• [Challenge]
Reproduce the listing exactly and skip over any pictures.

---- Supplied records

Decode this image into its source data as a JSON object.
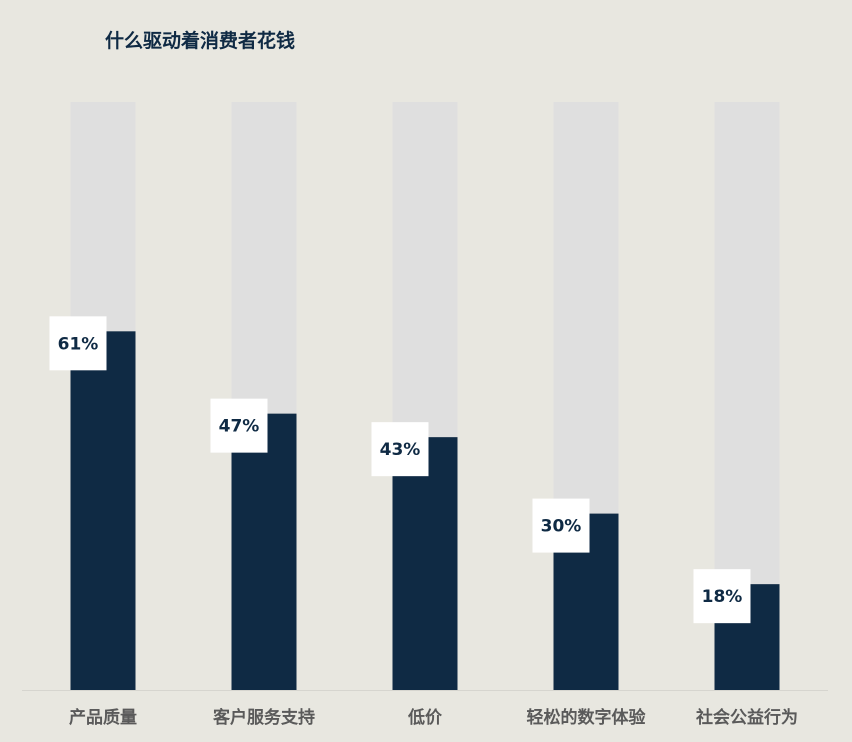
{
  "chart_data": {
    "type": "bar",
    "title": "什么驱动着消费者花钱",
    "categories": [
      "产品质量",
      "客户服务支持",
      "低价",
      "轻松的数字体验",
      "社会公益行为"
    ],
    "values": [
      61,
      47,
      43,
      30,
      18
    ],
    "data_labels": [
      "61%",
      "47%",
      "43%",
      "30%",
      "18%"
    ],
    "ylim": [
      0,
      100
    ],
    "xlabel": "",
    "ylabel": "",
    "grid": false,
    "legend": "none",
    "colors": {
      "background": "#e8e7e0",
      "bar_fill": "#0f2a44",
      "bar_track": "#dfdfdf",
      "label_box": "#ffffff",
      "label_text": "#0f2a44",
      "category_text": "#5a5a5a",
      "baseline": "#d6d5cf"
    }
  }
}
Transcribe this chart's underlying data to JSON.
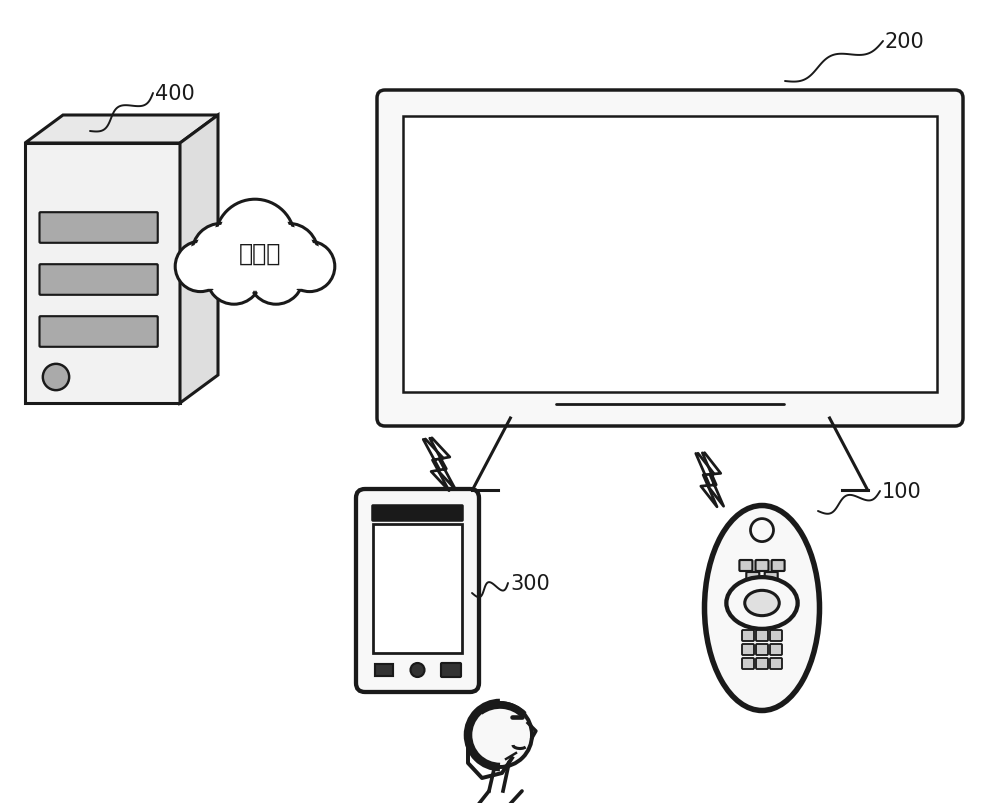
{
  "background_color": "#ffffff",
  "label_400": "400",
  "label_200": "200",
  "label_300": "300",
  "label_100": "100",
  "cloud_text": "互联网",
  "line_color": "#1a1a1a",
  "label_fontsize": 15,
  "cloud_fontsize": 17
}
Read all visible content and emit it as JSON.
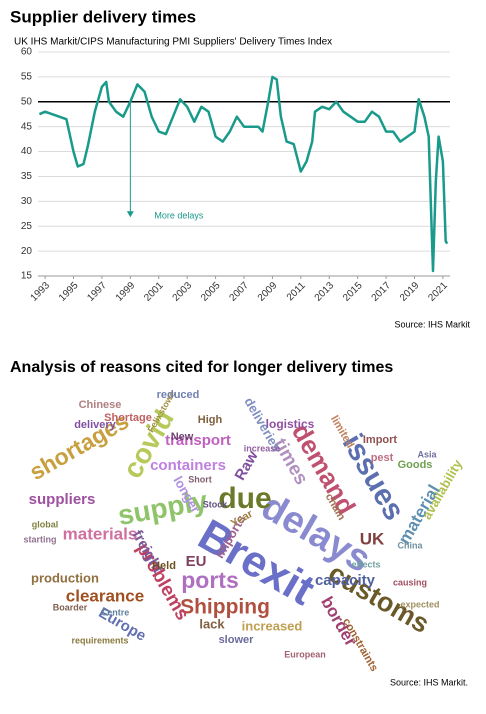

--------

• [Solution to this task]
Decode this image into its source data as a JSON object.
{
  "chart_data": {
    "type": "bar",
    "title": "什么驱动着消费者花钱",
    "categories": [
      "产品质量",
      "客户服务支持",
      "低价",
      "轻松的数字体验",
      "社会公益行为"
    ],
    "values": [
      61,
      47,
      43,
      30,
      18
    ],
    "data_labels": [
      "61%",
      "47%",
      "43%",
      "30%",
      "18%"
    ],
    "ylim": [
      0,
      100
    ],
    "xlabel": "",
    "ylabel": "",
    "grid": false,
    "legend": "none",
    "colors": {
      "background": "#e8e7e0",
      "bar_fill": "#0f2a44",
      "bar_track": "#dfdfdf",
      "label_box": "#ffffff",
      "label_text": "#0f2a44",
      "category_text": "#5a5a5a",
      "baseline": "#d6d5cf"
    }
  }
}
Transcribe this chart's underlying data to JSON.
{
  "background_color": "#ffffff",
  "label_400": "400",
  "label_200": "200",
  "label_300": "300",
  "label_100": "100",
  "cloud_text": "互联网",
  "line_color": "#1a1a1a",
  "label_fontsize": 15,
  "cloud_fontsize": 17
}
Read all visible content and emit it as JSON.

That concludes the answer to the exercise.